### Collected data
>> BEGIN
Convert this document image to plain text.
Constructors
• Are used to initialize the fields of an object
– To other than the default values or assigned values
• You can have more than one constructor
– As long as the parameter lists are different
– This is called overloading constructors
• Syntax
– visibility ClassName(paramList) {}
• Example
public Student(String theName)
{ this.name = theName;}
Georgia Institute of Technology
>> END
Write an exact transcription of every entry above.

### Correct output
Convert this document image to plain text.
Constructors
• Are used to initialize the fields of an object
– To other than the default values or assigned values
• You can have more than one constructor
– As long as the parameter lists are different
– This is called overloading constructors
• Syntax
– visibility ClassName(paramList) {}
• Example
public Student(String theName)
{ this.name = theName;}
Georgia Institute of Technology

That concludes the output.